▶ EXTRACT PROVIDED
The Recap: The town deals with the aftermath of Steven’s trip to space. Agitating for change, Nanefua Pizza runs against Mayor Dewey on a platform of change rather than stasis. Steven, meanwhile, has a falling out with Connie.
Did you know Steven Universe is back? I wouldn’t blame you if you didn’t! The show’s return was advertised via a YouTube clip several weeks ago, and today five new episodes were released all at once on Cartoon Network’s (frankly clunky and irritating) proprietary app. Television air dates will supposedly be announced at some other time. See? How could you possibly have missed what is certainly not the most misled marketing I’ve ever encountered in my years as a television critic?
But getting to the content …
Pacing has become an odd thing for up-to-date Steven Universe fans. The last bomb, five episodes focusing on Steven’s trip to Homeworld, aired almost six months ago. Meaning this new five-episode block, while technically not a season premiere, have to essentially reintroduce us to the world and emotional states of the characters. The Crewniverse has clearly learned to write for this format, essentially clustering together a string of miniseries, but there’s something saddening about the entire show finding itself restructured on the whims of corporate executives, even if it’s an old and familiar song.
The episode wisely starts with Connie, one of the prominently dangling threads of the previous arc. She’s angry with him for surrendering himself, feeling betrayed because she thought they were a team, even if it wound up being the right thing to do. The episode spells this particular lesson out bald-facedly at the end of the episode, which isn’t such a bad thing given that there are plenty of subtextual tensions going on as well.
Communal versus personal responsibility is the central theme of the episode, both for the citizens of Beach City and Steven and the Gems. The mayoral election isn’t especially well set up and runs on emotional logic, but then this is apparently a town with only a few dozen people living in it—which is key to making the script’s thesis of “everyone is equally responsible, and we should all keep track of and care about each other.” While the philosophy of it can be applied to broader conflicts, everyone doing their share isn’t exactly going to take down the entrenched tyranny of Homeworld; yet at the same time, the grassroots resistance (the Crystal Gems) that can be responsible to one another are a key part of beginning to fracture that oppressive system.

▶ WHAT IS ASKED
1 - Name every individual character mentioned by name in the Steven Universe review.
2 - Duplicate the part of the Steven Universe review from "Communal versus personal" up to and including "that oppressive system.".

▶ DATASET SECTION
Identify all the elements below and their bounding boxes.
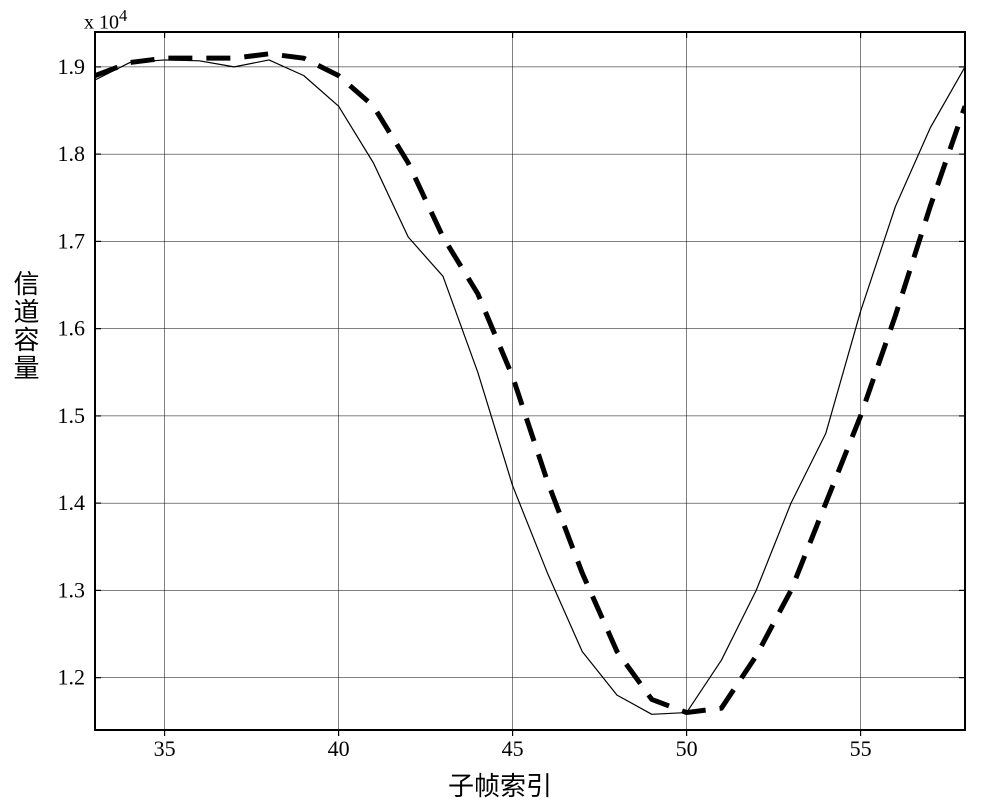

▶ RESULTS OF THE EXERCISE
1 - Steven, Nanefua Pizza, Mayor Dewey, Connie

2 -
Communal versus personal responsibility is the central theme of the episode, both for the citizens of Beach City and Steven and the Gems. The mayoral election isn’t especially well set up and runs on emotional logic, but then this is apparently a town with only a few dozen people living in it—which is key to making the script’s thesis of “everyone is equally responsible, and we should all keep track of and care about each other.” While the philosophy of it can be applied to broader conflicts, everyone doing their share isn’t exactly going to take down the entrenched tyranny of Homeworld; yet at the same time, the grassroots resistance (the Crystal Gems) that can be responsible to one another are a key part of beginning to fracture that oppressive system.